## TASK GOAL
What lines of the data hold the string "checks"? Pull each one out.

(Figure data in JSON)
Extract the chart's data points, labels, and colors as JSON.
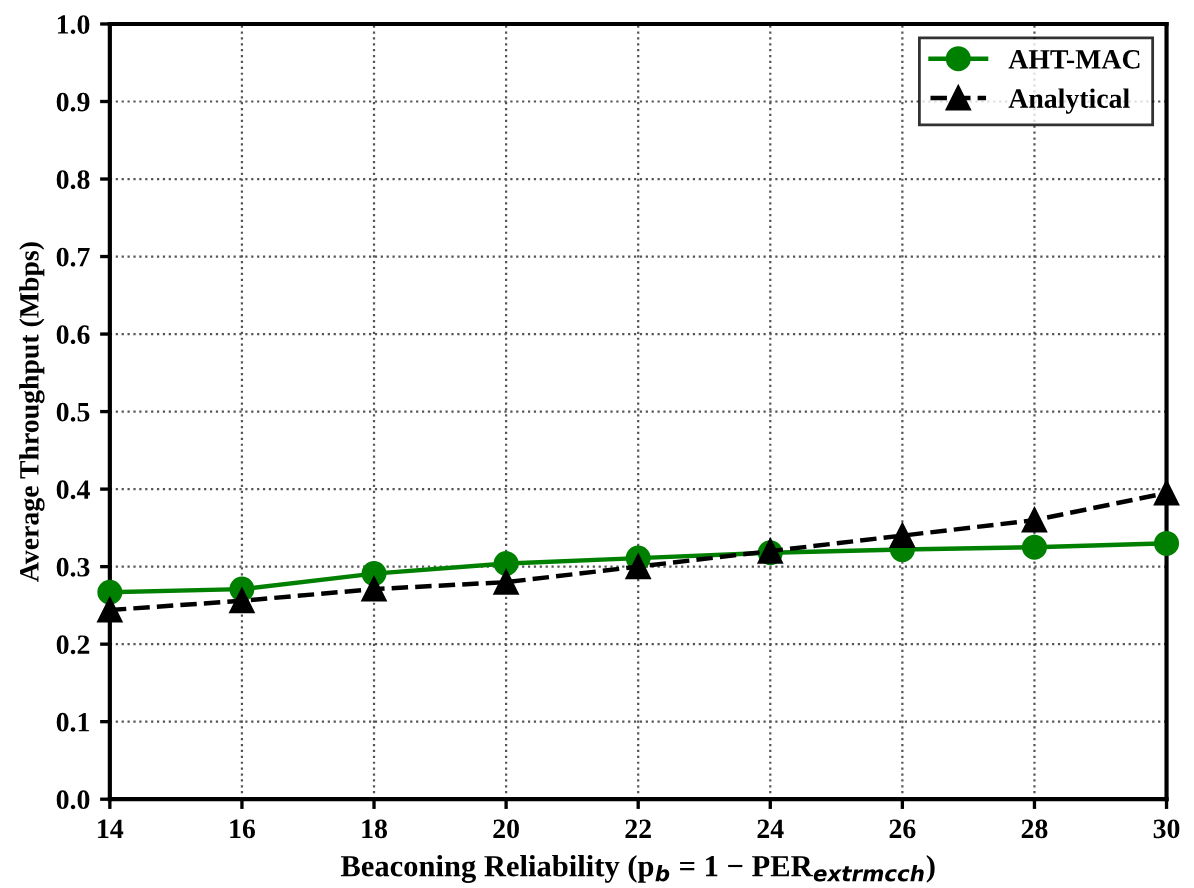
{
  "chart_data": {
    "type": "line",
    "xlabel": "Beaconing Reliability (p$_{b}$ = 1 − PER$_{extrmcch}$)",
    "ylabel": "Average Throughput (Mbps)",
    "x": [
      14,
      16,
      18,
      20,
      22,
      24,
      26,
      28,
      30
    ],
    "series": [
      {
        "name": "AHT-MAC",
        "color": "#008000",
        "marker": "circle",
        "line_style": "solid",
        "values": [
          0.267,
          0.271,
          0.291,
          0.304,
          0.311,
          0.318,
          0.322,
          0.325,
          0.33
        ]
      },
      {
        "name": "Analytical",
        "color": "#000000",
        "marker": "triangle",
        "line_style": "dashed",
        "values": [
          0.244,
          0.256,
          0.271,
          0.28,
          0.3,
          0.32,
          0.34,
          0.36,
          0.395
        ]
      }
    ],
    "xlim": [
      14,
      30
    ],
    "xticks": [
      14,
      16,
      18,
      20,
      22,
      24,
      26,
      28,
      30
    ],
    "ylim": [
      0,
      1.0
    ],
    "yticks": [
      {
        "value": 0,
        "label": "0.0"
      },
      0.1,
      0.2,
      0.3,
      0.4,
      0.5,
      0.6,
      0.7,
      0.8,
      0.9,
      {
        "value": 1,
        "label": "1.0"
      }
    ],
    "grid": true,
    "legend": "top right"
  }
}
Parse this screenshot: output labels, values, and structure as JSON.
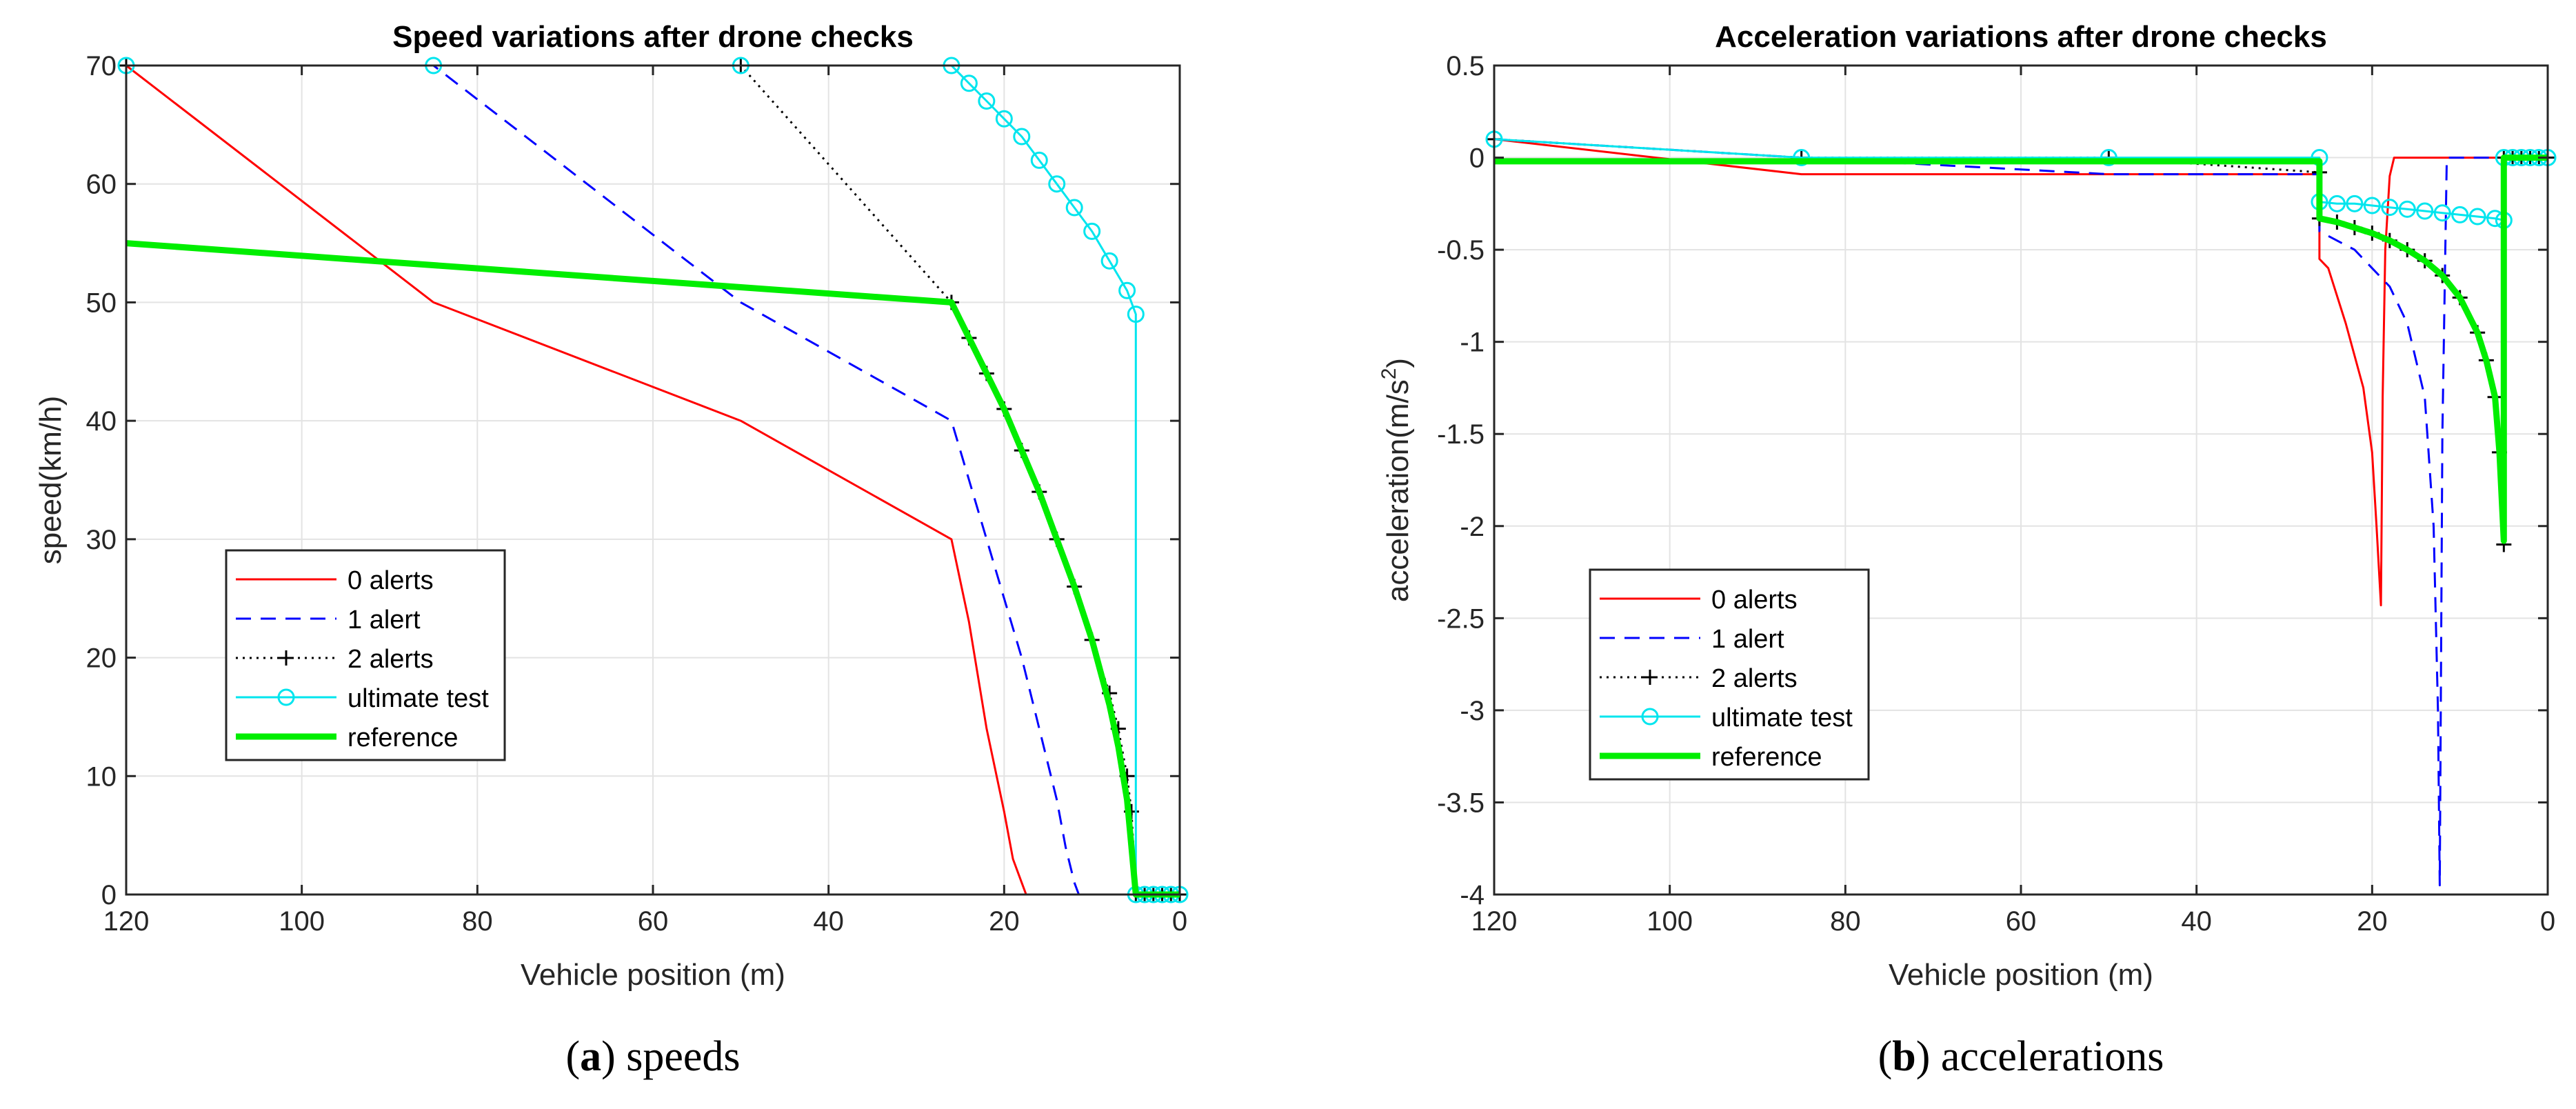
{
  "chart_data": [
    {
      "type": "line",
      "title": "Speed variations after drone checks",
      "xlabel": "Vehicle position (m)",
      "ylabel": "speed(km/h)",
      "xlim": [
        120,
        0
      ],
      "ylim": [
        0,
        70
      ],
      "xticks": [
        120,
        100,
        80,
        60,
        40,
        20,
        0
      ],
      "yticks": [
        0,
        10,
        20,
        30,
        40,
        50,
        60,
        70
      ],
      "grid": true,
      "legend_position": "lower-left",
      "caption_letter": "a",
      "caption_text": " speeds",
      "series": [
        {
          "name": "0 alerts",
          "color": "#ff0000",
          "style": "solid",
          "marker": "none",
          "x": [
            120,
            85,
            50,
            26,
            24,
            22,
            20,
            19,
            18,
            17.5,
            17.5,
            0
          ],
          "y": [
            70,
            50,
            40,
            30,
            23,
            14,
            7,
            3,
            1,
            0,
            0,
            0
          ]
        },
        {
          "name": "1 alert",
          "color": "#0000ff",
          "style": "dashed",
          "marker": "none",
          "x": [
            120,
            85,
            50,
            26,
            24,
            22,
            20,
            18,
            16,
            14,
            13,
            12,
            11.5,
            0
          ],
          "y": [
            70,
            70,
            50,
            40,
            35,
            30,
            25,
            20,
            14,
            8,
            4,
            1,
            0,
            0
          ]
        },
        {
          "name": "2 alerts",
          "color": "#000000",
          "style": "dotted",
          "marker": "plus",
          "x": [
            120,
            50,
            26,
            24,
            22,
            20,
            18,
            16,
            14,
            12,
            10,
            8,
            7,
            6,
            5.5,
            5,
            4,
            3,
            2,
            1,
            0
          ],
          "y": [
            70,
            70,
            50,
            47,
            44,
            41,
            37.5,
            34,
            30,
            26,
            21.5,
            17,
            14,
            10,
            7,
            0,
            0,
            0,
            0,
            0,
            0
          ]
        },
        {
          "name": "ultimate test",
          "color": "#00e5ee",
          "style": "solid",
          "marker": "circle",
          "x": [
            120,
            85,
            50,
            26,
            24,
            22,
            20,
            18,
            16,
            14,
            12,
            10,
            8,
            6,
            5,
            5,
            4,
            3,
            2,
            1,
            0
          ],
          "y": [
            70,
            70,
            70,
            70,
            68.5,
            67,
            65.5,
            64,
            62,
            60,
            58,
            56,
            53.5,
            51,
            49,
            0,
            0,
            0,
            0,
            0,
            0
          ]
        },
        {
          "name": "reference",
          "color": "#00ee00",
          "style": "solid",
          "marker": "none",
          "thick": true,
          "x": [
            120,
            26,
            24,
            22,
            20,
            18,
            16,
            14,
            12,
            10,
            8,
            7,
            6,
            5.5,
            5,
            0
          ],
          "y": [
            55,
            50,
            47,
            44,
            41,
            37.5,
            34,
            30,
            26,
            21.5,
            16,
            12.5,
            8,
            4,
            0,
            0
          ]
        }
      ]
    },
    {
      "type": "line",
      "title": "Acceleration variations after drone checks",
      "xlabel": "Vehicle position (m)",
      "ylabel": "acceleration(m/s",
      "ylabel_sup": "2",
      "ylabel_close": ")",
      "xlim": [
        120,
        0
      ],
      "ylim": [
        -4,
        0.5
      ],
      "xticks": [
        120,
        100,
        80,
        60,
        40,
        20,
        0
      ],
      "yticks": [
        -4,
        -3.5,
        -3,
        -2.5,
        -2,
        -1.5,
        -1,
        -0.5,
        0,
        0.5
      ],
      "ytick_labels": [
        "-4",
        "-3.5",
        "-3",
        "-2.5",
        "-2",
        "-1.5",
        "-1",
        "-0.5",
        "0",
        "0.5"
      ],
      "grid": true,
      "legend_position": "lower-left",
      "caption_letter": "b",
      "caption_text": " accelerations",
      "series": [
        {
          "name": "0 alerts",
          "color": "#ff0000",
          "style": "solid",
          "marker": "none",
          "x": [
            120,
            85,
            50,
            26,
            26,
            25,
            23,
            21,
            20,
            19.5,
            19,
            18.8,
            18.5,
            18,
            17.5,
            0
          ],
          "y": [
            0.1,
            -0.09,
            -0.09,
            -0.09,
            -0.55,
            -0.6,
            -0.9,
            -1.25,
            -1.6,
            -2.0,
            -2.43,
            -1.3,
            -0.5,
            -0.1,
            0,
            0
          ]
        },
        {
          "name": "1 alert",
          "color": "#0000ff",
          "style": "dashed",
          "marker": "none",
          "x": [
            120,
            85,
            50,
            26,
            26,
            24,
            22,
            20,
            18,
            16,
            14,
            13,
            12.5,
            12.3,
            12,
            11.5,
            0
          ],
          "y": [
            0.1,
            0,
            -0.09,
            -0.09,
            -0.4,
            -0.45,
            -0.5,
            -0.6,
            -0.7,
            -0.9,
            -1.3,
            -2.0,
            -3.0,
            -3.95,
            -1.5,
            0,
            0
          ]
        },
        {
          "name": "2 alerts",
          "color": "#000000",
          "style": "dotted",
          "marker": "plus",
          "x": [
            120,
            85,
            50,
            26,
            26,
            24,
            22,
            20,
            18,
            16,
            14,
            12,
            10,
            8,
            7,
            6,
            5.5,
            5,
            5,
            4,
            3,
            2,
            1,
            0
          ],
          "y": [
            0.1,
            0,
            0,
            -0.08,
            -0.33,
            -0.35,
            -0.38,
            -0.41,
            -0.45,
            -0.5,
            -0.56,
            -0.64,
            -0.76,
            -0.95,
            -1.1,
            -1.3,
            -1.6,
            -2.1,
            0,
            0,
            0,
            0,
            0,
            0
          ]
        },
        {
          "name": "ultimate test",
          "color": "#00e5ee",
          "style": "solid",
          "marker": "circle",
          "x": [
            120,
            85,
            50,
            26,
            26,
            24,
            22,
            20,
            18,
            16,
            14,
            12,
            10,
            8,
            6,
            5,
            5,
            4,
            3,
            2,
            1,
            0
          ],
          "y": [
            0.1,
            0,
            0,
            0,
            -0.24,
            -0.25,
            -0.25,
            -0.26,
            -0.27,
            -0.28,
            -0.29,
            -0.3,
            -0.31,
            -0.32,
            -0.33,
            -0.34,
            0,
            0,
            0,
            0,
            0,
            0
          ]
        },
        {
          "name": "reference",
          "color": "#00ee00",
          "style": "solid",
          "marker": "none",
          "thick": true,
          "x": [
            120,
            26,
            26,
            24,
            22,
            20,
            18,
            16,
            14,
            12,
            10,
            8,
            7,
            6,
            5.5,
            5,
            5,
            4,
            0
          ],
          "y": [
            -0.02,
            -0.02,
            -0.33,
            -0.35,
            -0.38,
            -0.41,
            -0.45,
            -0.5,
            -0.56,
            -0.64,
            -0.76,
            -0.95,
            -1.1,
            -1.3,
            -1.6,
            -2.08,
            0,
            0,
            0
          ]
        }
      ]
    }
  ]
}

## EXERCISE SOLUTION
      "title": "Speed variations after drone checks",
      "title": "Acceleration variations after drone checks",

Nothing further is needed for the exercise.